** START Data to use **

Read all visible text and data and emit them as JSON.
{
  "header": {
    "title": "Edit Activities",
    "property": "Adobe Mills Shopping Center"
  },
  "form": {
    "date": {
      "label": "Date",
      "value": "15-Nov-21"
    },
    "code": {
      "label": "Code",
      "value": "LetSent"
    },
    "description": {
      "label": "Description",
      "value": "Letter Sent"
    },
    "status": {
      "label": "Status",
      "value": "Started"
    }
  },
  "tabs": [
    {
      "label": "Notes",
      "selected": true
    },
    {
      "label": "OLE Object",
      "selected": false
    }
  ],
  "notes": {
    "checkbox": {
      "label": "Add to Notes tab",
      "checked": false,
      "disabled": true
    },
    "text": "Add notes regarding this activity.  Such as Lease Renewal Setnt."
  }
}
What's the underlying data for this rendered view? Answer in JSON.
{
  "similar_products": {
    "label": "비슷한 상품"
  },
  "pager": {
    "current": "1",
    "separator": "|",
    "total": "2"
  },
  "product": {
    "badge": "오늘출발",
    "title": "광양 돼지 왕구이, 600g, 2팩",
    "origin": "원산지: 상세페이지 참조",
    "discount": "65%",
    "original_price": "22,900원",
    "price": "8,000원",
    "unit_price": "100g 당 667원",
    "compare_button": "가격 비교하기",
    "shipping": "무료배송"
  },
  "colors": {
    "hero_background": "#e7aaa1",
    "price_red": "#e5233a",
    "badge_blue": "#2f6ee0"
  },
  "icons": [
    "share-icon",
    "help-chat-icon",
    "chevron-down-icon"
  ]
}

** END Data to use **

Read the entries above, then pull out the lines that include "title".

    "title": "Edit Activities",
    "title": "광양 돼지 왕구이, 600g, 2팩",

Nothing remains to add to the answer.